---------- Input records
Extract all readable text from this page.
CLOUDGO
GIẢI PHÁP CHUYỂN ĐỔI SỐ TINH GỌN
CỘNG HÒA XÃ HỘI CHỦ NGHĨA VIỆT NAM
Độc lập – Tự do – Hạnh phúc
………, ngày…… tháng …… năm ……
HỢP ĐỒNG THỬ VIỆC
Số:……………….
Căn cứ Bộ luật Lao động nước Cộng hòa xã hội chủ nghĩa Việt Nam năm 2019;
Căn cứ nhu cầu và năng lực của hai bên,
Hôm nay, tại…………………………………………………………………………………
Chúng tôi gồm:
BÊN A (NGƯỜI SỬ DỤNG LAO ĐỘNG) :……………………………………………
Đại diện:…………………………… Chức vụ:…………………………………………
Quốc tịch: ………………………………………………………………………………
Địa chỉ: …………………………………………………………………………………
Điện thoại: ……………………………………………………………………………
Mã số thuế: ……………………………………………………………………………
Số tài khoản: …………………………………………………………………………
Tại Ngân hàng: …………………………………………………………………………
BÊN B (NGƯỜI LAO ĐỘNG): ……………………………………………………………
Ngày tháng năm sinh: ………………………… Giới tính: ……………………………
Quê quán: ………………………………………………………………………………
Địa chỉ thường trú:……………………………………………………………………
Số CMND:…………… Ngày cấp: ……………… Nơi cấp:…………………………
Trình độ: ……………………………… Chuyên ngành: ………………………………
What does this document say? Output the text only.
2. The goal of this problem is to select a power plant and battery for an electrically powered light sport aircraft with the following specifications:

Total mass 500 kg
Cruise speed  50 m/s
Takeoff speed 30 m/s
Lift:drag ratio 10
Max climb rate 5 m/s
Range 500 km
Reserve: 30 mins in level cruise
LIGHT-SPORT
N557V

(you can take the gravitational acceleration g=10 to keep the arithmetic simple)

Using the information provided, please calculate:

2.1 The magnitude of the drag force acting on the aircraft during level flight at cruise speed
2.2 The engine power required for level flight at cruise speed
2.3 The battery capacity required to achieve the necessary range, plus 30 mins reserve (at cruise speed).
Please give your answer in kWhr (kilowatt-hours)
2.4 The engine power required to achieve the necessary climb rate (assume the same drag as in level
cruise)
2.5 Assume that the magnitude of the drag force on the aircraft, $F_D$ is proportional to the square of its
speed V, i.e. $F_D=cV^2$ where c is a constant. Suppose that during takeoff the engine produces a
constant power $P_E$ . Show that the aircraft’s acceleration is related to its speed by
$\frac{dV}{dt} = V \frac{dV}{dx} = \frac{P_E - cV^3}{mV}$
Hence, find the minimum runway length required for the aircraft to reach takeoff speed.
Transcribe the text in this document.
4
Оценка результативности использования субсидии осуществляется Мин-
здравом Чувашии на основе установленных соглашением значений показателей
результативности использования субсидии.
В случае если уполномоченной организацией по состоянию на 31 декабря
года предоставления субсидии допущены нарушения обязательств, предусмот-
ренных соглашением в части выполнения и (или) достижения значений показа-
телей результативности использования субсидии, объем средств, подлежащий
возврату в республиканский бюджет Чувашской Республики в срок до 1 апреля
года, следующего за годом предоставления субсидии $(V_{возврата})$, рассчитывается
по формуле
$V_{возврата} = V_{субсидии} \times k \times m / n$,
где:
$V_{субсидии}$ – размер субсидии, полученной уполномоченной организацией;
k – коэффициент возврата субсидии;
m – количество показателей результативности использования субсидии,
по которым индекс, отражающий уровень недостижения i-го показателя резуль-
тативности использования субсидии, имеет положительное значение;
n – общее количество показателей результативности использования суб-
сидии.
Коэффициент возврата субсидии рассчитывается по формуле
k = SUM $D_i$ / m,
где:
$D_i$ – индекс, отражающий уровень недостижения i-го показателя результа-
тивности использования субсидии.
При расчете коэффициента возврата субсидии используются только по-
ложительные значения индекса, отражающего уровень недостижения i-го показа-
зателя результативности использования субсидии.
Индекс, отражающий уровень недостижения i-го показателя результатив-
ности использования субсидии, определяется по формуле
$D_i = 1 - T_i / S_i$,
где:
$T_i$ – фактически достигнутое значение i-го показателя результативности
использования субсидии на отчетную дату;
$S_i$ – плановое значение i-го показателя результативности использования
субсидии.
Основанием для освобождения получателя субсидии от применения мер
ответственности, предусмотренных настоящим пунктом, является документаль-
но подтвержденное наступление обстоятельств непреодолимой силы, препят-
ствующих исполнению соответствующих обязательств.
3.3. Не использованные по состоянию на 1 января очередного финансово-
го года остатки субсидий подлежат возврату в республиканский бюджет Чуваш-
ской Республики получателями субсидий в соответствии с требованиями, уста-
--------------------
* [Work to do]
Give only the number of lines in the material above that hold the word "республиканский".

* [Right answer]
2